> Directions: Find how many lines contain the word "using" and state that number alone.

> Data provided:
▬▬▬▬▬▬

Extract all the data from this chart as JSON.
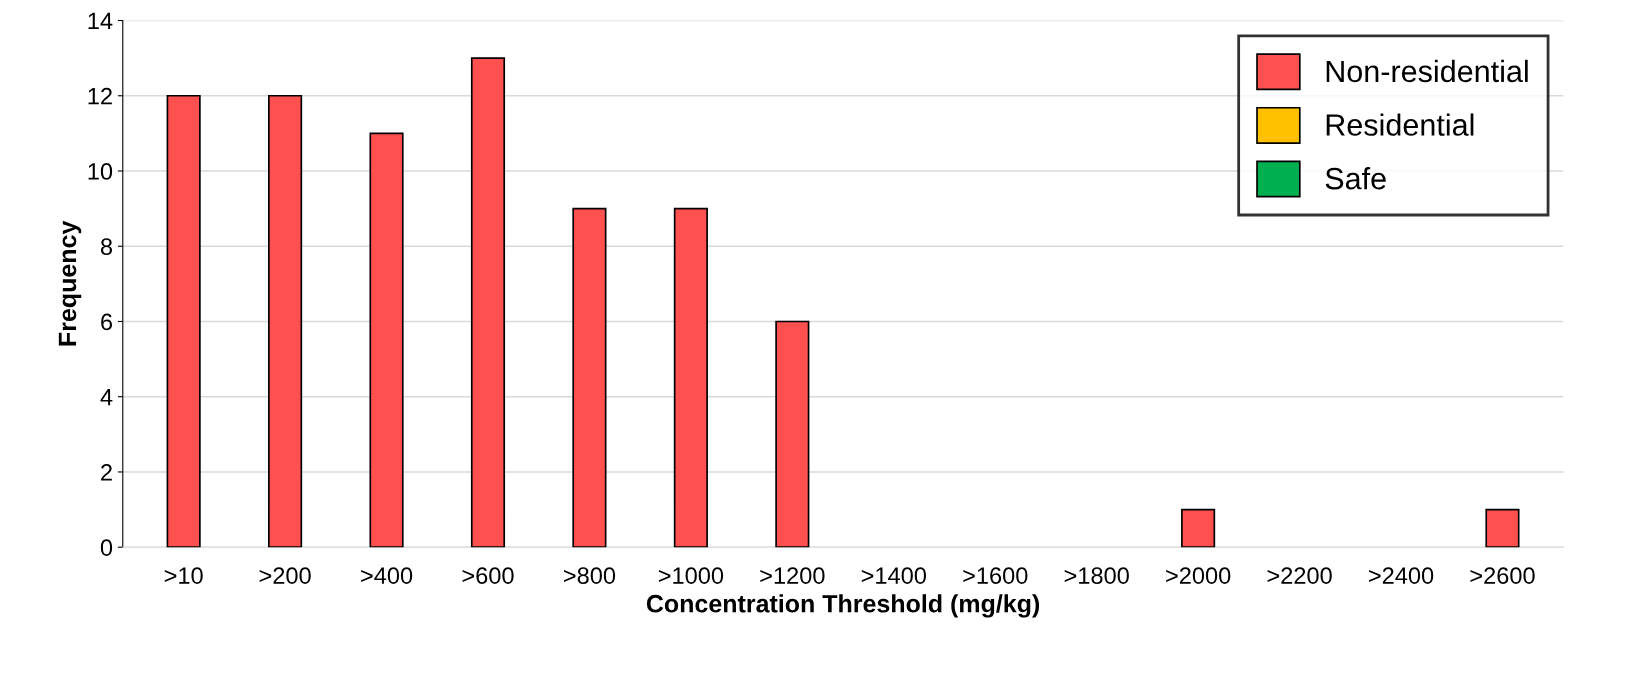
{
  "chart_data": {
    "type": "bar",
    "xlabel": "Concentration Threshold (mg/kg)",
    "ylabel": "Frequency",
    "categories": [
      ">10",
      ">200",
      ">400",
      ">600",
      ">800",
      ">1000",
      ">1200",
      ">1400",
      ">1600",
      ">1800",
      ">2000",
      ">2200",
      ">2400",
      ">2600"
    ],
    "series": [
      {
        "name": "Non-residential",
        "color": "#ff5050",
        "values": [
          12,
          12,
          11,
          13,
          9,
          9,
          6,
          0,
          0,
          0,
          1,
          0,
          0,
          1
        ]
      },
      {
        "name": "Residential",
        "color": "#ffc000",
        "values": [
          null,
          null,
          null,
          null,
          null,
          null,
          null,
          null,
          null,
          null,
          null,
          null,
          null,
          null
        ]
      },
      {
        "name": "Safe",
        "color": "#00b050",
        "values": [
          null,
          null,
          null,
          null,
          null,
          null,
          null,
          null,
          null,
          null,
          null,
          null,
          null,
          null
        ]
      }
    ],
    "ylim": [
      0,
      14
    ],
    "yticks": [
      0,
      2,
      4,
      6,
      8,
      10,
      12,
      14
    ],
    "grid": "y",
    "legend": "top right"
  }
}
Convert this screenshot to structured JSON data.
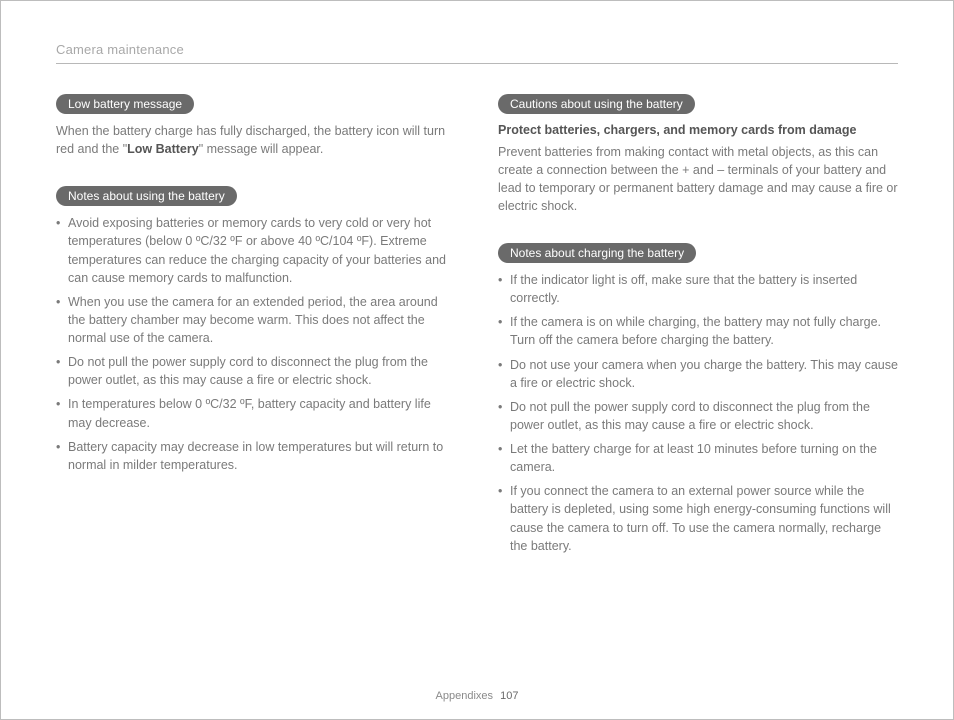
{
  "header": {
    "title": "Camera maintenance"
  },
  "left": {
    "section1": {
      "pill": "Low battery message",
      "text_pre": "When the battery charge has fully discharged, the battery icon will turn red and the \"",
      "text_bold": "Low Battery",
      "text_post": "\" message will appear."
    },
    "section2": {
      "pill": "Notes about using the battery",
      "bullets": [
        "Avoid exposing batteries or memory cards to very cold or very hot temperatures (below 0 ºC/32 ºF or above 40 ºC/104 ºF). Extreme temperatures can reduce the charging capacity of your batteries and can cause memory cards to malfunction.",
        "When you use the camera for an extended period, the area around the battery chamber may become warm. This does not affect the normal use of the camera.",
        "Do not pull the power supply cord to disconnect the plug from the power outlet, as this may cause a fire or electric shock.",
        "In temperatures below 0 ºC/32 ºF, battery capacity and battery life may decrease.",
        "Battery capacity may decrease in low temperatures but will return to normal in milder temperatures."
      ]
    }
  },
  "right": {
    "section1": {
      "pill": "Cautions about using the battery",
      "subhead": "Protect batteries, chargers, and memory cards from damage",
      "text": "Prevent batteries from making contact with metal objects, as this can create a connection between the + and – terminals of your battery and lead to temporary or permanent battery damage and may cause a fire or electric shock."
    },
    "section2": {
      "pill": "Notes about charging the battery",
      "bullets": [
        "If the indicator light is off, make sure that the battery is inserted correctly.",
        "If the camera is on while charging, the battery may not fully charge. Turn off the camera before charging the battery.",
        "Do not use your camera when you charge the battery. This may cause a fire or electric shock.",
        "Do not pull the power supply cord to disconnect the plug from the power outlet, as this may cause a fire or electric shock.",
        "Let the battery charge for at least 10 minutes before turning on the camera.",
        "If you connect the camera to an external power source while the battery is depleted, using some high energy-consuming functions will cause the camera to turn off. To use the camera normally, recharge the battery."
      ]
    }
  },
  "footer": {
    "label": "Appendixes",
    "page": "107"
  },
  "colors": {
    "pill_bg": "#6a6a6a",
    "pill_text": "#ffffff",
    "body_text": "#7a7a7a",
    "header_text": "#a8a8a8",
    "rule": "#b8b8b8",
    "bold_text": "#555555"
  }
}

▬▬▬▬▬▬

> Output below: 3